Gather every line of the items below that contains the string "Токайдо". Letter case must match.

==== DATASET ENTRIES ====

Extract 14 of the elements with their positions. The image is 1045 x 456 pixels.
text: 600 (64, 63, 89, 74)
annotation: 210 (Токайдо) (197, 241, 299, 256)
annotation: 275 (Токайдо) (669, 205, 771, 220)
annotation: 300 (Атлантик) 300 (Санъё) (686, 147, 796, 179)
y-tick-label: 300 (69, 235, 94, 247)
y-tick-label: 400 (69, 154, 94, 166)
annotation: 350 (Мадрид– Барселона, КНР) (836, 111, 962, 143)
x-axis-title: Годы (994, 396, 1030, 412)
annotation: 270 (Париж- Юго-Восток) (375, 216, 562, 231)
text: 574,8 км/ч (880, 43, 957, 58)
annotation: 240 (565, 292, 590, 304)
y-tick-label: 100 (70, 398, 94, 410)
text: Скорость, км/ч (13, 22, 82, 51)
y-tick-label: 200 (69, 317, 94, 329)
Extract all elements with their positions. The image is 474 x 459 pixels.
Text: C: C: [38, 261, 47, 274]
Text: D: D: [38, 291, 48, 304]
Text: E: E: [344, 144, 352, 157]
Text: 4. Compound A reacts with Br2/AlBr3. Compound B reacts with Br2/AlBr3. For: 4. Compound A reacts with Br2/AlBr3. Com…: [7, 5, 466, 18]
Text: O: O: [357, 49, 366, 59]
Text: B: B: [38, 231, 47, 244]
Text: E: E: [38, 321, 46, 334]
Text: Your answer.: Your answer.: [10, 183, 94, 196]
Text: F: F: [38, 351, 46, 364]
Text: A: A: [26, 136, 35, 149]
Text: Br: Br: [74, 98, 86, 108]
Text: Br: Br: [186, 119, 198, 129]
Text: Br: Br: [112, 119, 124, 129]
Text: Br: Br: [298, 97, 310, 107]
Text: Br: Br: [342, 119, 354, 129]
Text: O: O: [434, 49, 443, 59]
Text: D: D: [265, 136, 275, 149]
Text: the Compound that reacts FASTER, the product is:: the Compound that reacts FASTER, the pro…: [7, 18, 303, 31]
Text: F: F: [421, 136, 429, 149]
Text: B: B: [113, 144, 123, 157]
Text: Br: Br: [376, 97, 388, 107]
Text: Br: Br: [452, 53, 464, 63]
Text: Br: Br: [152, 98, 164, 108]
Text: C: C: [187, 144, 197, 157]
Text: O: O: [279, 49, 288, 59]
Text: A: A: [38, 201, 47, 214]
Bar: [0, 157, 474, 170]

====

• FINAL RESULT:
annotation: 210 (Токайдо) (197, 241, 299, 256)
annotation: 275 (Токайдо) (669, 205, 771, 220)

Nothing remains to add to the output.